Stored rows start
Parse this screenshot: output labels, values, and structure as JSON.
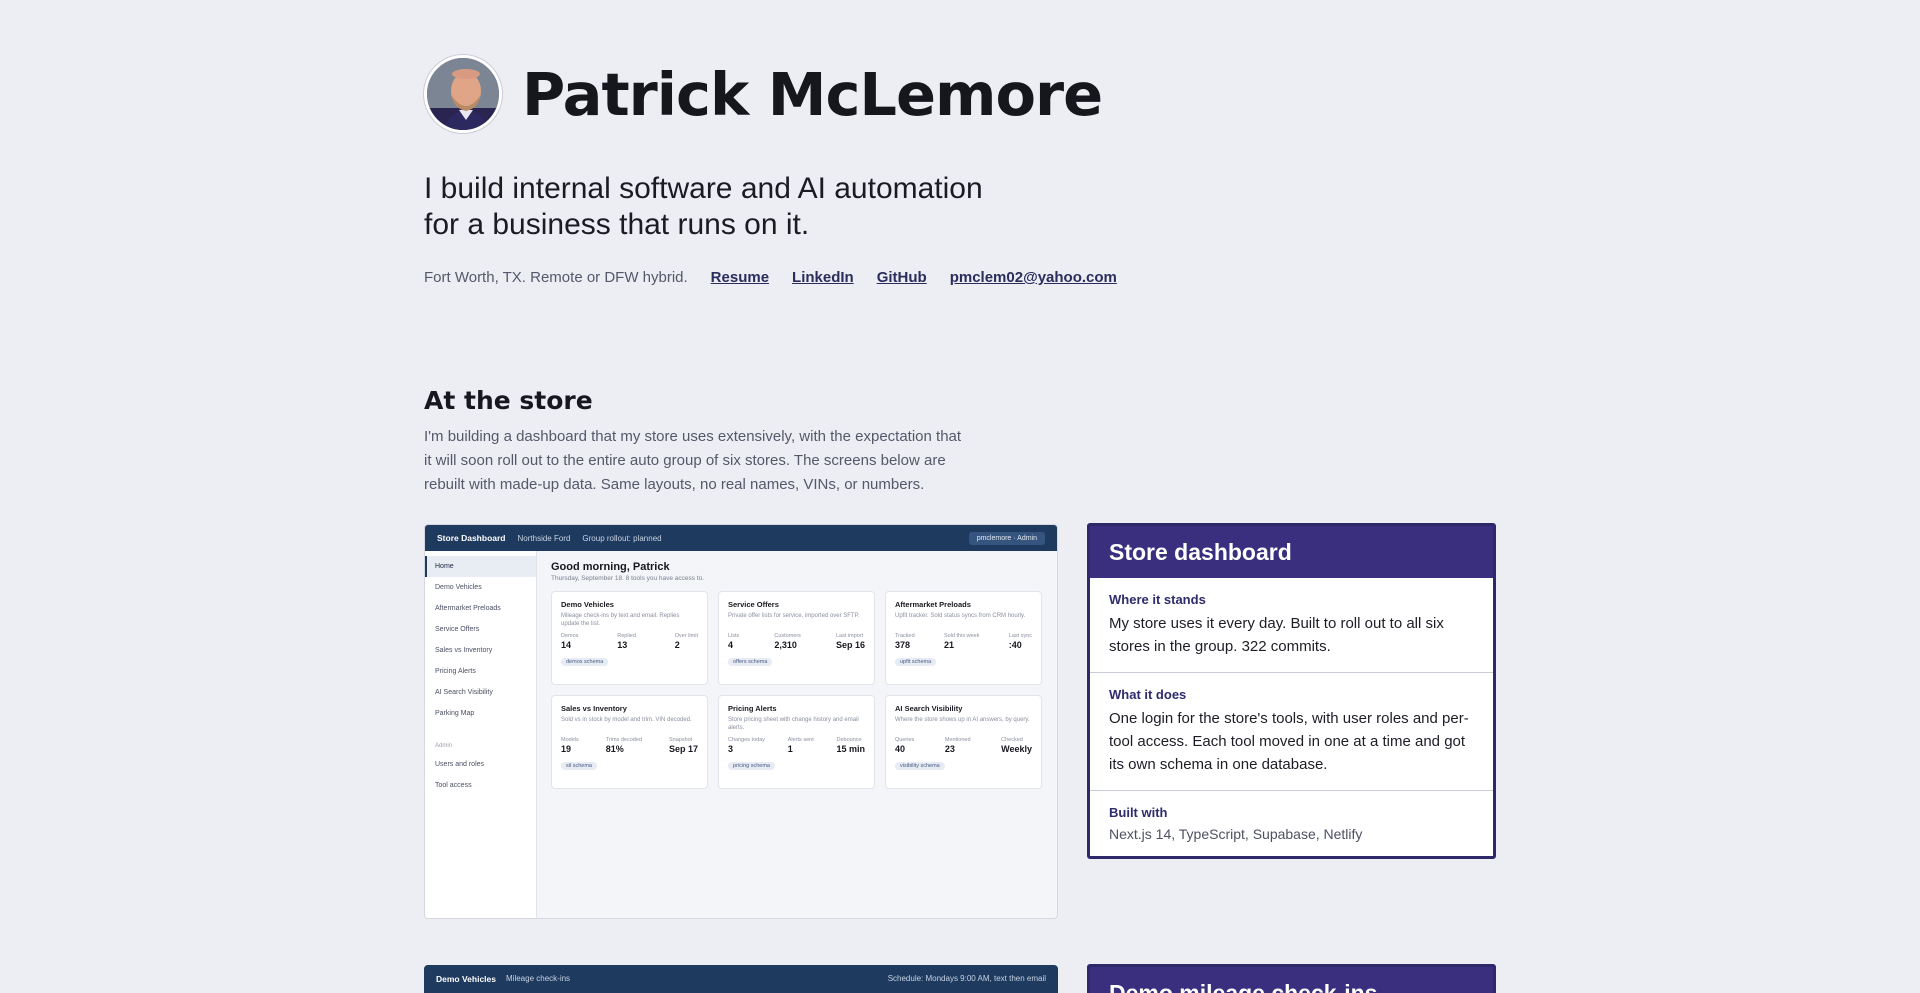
{
  "hero": {
    "name": "Patrick McLemore",
    "tagline": "I build internal software and AI automation for a business that runs on it.",
    "location": "Fort Worth, TX. Remote or DFW hybrid.",
    "links": [
      "Resume",
      "LinkedIn",
      "GitHub",
      "pmclem02@yahoo.com"
    ]
  },
  "section": {
    "title": "At the store",
    "intro": "I'm building a dashboard that my store uses extensively, with the expectation that it will soon roll out to the entire auto group of six stores. The screens below are rebuilt with made-up data. Same layouts, no real names, VINs, or numbers."
  },
  "dashboard": {
    "brand": "Store Dashboard",
    "store": "Northside Ford",
    "rollout": "Group rollout: planned",
    "user": "pmclemore · Admin",
    "nav": [
      "Home",
      "Demo Vehicles",
      "Aftermarket Preloads",
      "Service Offers",
      "Sales vs Inventory",
      "Pricing Alerts",
      "AI Search Visibility",
      "Parking Map"
    ],
    "admin_label": "Admin",
    "admin_nav": [
      "Users and roles",
      "Tool access"
    ],
    "greeting": "Good morning, Patrick",
    "date": "Thursday, September 18. 8 tools you have access to.",
    "cards": [
      {
        "title": "Demo Vehicles",
        "desc": "Mileage check-ins by text and email. Replies update the list.",
        "stats": [
          [
            "Demos",
            "14"
          ],
          [
            "Replied",
            "13"
          ],
          [
            "Over limit",
            "2"
          ]
        ],
        "tag": "demos schema"
      },
      {
        "title": "Service Offers",
        "desc": "Private offer lists for service, imported over SFTP.",
        "stats": [
          [
            "Lists",
            "4"
          ],
          [
            "Customers",
            "2,310"
          ],
          [
            "Last import",
            "Sep 16"
          ]
        ],
        "tag": "offers schema"
      },
      {
        "title": "Aftermarket Preloads",
        "desc": "Upfit tracker. Sold status syncs from CRM hourly.",
        "stats": [
          [
            "Tracked",
            "378"
          ],
          [
            "Sold this week",
            "21"
          ],
          [
            "Last sync",
            ":40"
          ]
        ],
        "tag": "upfit schema"
      },
      {
        "title": "Sales vs Inventory",
        "desc": "Sold vs in stock by model and trim. VIN decoded.",
        "stats": [
          [
            "Models",
            "19"
          ],
          [
            "Trims decoded",
            "81%"
          ],
          [
            "Snapshot",
            "Sep 17"
          ]
        ],
        "tag": "sil schema"
      },
      {
        "title": "Pricing Alerts",
        "desc": "Store pricing sheet with change history and email alerts.",
        "stats": [
          [
            "Changes today",
            "3"
          ],
          [
            "Alerts sent",
            "1"
          ],
          [
            "Debounce",
            "15 min"
          ]
        ],
        "tag": "pricing schema"
      },
      {
        "title": "AI Search Visibility",
        "desc": "Where the store shows up in AI answers, by query.",
        "stats": [
          [
            "Queries",
            "40"
          ],
          [
            "Mentioned",
            "23"
          ],
          [
            "Checked",
            "Weekly"
          ]
        ],
        "tag": "visibility schema"
      }
    ]
  },
  "panel": {
    "title": "Store dashboard",
    "rows": [
      {
        "label": "Where it stands",
        "text": "My store uses it every day. Built to roll out to all six stores in the group. 322 commits."
      },
      {
        "label": "What it does",
        "text": "One login for the store's tools, with user roles and per-tool access. Each tool moved in one at a time and got its own schema in one database."
      },
      {
        "label": "Built with",
        "text": "Next.js 14, TypeScript, Supabase, Netlify"
      }
    ]
  },
  "next_shot": {
    "brand": "Demo Vehicles",
    "sub": "Mileage check-ins",
    "right": "Schedule: Mondays 9:00 AM, text then email"
  },
  "next_panel": {
    "title": "Demo mileage check-ins"
  }
}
Stored rows end
■ Work required: Count the lines of the listing above that include the word "Inventory" and state the total with nothing else.

■ Written answer: 2